> **Input rows**:

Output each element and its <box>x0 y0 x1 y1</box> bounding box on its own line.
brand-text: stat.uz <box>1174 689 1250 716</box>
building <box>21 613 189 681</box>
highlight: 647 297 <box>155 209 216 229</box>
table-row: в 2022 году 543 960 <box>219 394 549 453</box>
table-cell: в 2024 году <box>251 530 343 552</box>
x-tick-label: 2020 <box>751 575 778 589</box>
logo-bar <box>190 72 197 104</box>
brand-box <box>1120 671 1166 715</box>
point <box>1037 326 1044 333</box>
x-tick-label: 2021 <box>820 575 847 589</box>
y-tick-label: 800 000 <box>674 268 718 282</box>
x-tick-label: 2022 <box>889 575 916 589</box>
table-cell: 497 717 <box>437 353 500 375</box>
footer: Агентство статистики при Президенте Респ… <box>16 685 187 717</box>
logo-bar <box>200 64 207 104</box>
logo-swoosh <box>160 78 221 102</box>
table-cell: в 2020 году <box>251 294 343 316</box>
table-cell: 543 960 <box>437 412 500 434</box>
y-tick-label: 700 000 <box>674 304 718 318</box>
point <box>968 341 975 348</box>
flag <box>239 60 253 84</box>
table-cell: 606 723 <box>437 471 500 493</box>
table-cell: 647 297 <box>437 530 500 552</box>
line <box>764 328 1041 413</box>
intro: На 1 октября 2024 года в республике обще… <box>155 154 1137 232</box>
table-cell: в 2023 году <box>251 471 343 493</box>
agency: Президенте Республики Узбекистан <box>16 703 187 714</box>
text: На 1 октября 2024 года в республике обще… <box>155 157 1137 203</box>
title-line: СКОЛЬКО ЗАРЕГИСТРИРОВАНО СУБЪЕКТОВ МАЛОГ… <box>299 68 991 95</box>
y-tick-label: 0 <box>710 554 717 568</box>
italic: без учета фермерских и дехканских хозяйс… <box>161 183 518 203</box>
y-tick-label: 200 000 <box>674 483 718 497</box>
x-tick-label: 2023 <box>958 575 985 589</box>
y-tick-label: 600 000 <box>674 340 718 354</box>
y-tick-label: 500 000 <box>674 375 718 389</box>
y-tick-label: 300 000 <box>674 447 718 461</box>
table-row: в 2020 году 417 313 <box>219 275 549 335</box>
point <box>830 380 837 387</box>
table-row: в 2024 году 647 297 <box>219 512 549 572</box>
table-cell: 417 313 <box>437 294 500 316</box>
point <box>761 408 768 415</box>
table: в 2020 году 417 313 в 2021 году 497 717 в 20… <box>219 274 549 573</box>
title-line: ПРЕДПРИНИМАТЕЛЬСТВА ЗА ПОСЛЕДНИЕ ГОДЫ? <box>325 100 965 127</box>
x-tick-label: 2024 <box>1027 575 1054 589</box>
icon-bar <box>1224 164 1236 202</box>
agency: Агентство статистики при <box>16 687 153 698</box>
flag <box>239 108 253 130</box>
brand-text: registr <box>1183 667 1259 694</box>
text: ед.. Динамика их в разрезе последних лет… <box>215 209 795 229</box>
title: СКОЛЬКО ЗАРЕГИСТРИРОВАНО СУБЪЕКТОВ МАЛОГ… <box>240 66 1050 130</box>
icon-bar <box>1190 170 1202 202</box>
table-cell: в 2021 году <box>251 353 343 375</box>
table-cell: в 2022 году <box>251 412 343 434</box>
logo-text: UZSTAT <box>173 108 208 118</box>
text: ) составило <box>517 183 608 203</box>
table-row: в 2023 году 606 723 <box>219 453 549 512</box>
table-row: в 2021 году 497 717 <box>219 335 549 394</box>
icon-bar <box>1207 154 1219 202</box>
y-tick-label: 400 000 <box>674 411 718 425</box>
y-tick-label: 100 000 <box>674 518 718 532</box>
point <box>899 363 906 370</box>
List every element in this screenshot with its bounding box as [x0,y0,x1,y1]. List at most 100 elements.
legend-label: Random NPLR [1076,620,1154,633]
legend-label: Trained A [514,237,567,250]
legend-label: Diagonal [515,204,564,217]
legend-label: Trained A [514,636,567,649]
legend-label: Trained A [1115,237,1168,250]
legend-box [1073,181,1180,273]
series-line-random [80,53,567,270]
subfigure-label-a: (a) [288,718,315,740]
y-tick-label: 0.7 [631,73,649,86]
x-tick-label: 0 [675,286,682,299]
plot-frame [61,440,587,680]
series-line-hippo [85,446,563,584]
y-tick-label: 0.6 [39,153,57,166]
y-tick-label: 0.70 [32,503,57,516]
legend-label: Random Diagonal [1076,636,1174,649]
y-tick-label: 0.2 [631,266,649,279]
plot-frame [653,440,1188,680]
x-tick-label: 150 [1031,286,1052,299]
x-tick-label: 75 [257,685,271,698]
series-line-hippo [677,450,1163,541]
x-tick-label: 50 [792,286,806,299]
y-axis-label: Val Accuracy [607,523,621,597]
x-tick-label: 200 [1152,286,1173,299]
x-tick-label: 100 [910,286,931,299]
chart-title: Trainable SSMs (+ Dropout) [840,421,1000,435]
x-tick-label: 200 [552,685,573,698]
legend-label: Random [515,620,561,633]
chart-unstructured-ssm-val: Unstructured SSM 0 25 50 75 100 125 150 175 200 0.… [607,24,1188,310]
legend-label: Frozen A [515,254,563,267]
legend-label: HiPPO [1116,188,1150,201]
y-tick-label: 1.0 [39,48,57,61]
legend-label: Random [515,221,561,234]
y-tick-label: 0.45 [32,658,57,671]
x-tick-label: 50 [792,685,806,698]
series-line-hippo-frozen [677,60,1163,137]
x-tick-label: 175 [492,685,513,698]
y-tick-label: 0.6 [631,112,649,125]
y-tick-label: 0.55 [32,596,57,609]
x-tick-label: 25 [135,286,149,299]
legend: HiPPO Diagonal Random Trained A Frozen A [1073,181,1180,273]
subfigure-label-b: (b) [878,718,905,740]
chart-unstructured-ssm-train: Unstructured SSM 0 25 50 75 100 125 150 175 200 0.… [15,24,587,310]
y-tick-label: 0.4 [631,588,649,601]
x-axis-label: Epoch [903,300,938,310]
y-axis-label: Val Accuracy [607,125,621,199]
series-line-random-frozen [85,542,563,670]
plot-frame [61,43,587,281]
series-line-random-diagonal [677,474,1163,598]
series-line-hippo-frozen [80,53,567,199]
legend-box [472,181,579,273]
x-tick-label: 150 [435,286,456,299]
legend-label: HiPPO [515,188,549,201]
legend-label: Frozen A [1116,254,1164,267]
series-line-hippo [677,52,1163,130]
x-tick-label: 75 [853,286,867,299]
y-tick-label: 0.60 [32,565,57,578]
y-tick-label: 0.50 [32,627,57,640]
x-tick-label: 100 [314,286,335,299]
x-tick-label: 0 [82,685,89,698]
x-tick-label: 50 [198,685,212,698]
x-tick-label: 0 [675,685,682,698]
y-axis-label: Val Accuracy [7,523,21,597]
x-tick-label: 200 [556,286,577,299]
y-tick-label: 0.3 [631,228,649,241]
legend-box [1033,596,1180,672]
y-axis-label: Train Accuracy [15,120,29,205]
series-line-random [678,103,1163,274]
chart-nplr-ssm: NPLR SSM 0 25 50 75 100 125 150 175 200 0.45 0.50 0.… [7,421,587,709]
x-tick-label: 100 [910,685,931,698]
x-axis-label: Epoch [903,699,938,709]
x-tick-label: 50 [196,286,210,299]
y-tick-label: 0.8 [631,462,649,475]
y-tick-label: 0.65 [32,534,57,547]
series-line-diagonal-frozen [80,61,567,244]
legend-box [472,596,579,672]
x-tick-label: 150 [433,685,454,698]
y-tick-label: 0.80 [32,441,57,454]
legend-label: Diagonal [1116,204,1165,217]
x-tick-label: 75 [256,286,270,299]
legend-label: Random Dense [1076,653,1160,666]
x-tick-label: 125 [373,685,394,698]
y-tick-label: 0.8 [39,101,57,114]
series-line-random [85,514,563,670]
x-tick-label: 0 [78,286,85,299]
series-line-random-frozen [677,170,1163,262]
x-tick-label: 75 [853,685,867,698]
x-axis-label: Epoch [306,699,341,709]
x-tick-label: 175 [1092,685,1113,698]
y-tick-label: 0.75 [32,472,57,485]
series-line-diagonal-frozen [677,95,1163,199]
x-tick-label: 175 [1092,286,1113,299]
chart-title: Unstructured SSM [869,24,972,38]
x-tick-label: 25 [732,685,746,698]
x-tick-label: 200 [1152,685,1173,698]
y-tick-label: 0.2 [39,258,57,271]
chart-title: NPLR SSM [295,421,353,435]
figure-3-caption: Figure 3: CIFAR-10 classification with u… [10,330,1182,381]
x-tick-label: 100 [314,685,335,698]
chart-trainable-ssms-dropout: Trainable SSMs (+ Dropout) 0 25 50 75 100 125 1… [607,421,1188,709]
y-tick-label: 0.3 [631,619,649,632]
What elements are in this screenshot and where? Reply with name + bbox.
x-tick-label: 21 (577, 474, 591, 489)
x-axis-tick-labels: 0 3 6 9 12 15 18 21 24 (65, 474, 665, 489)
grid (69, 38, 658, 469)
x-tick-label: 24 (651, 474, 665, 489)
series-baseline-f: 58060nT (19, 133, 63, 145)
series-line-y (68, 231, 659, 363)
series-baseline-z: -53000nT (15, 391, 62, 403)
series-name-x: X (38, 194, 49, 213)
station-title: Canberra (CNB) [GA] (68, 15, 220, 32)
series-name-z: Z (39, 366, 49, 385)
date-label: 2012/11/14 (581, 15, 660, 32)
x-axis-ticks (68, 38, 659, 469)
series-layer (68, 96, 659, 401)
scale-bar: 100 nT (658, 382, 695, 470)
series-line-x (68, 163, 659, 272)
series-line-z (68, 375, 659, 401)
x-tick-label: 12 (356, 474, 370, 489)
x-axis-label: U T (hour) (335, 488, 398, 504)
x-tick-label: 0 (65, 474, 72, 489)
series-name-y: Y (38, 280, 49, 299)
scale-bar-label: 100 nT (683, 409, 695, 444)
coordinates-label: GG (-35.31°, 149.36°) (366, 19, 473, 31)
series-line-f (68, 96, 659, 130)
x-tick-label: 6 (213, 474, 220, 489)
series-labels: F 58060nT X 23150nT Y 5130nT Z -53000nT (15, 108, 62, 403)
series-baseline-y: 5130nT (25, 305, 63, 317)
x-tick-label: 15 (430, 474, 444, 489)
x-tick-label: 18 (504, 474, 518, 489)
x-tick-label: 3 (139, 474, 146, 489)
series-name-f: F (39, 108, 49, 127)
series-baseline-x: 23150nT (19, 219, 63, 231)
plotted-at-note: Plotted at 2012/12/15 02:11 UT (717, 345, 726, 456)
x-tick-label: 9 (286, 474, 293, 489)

> **Task details**: How many lines in the entries above contain the string "screenshot"? Reply with the number only.

> **Full answer**: 2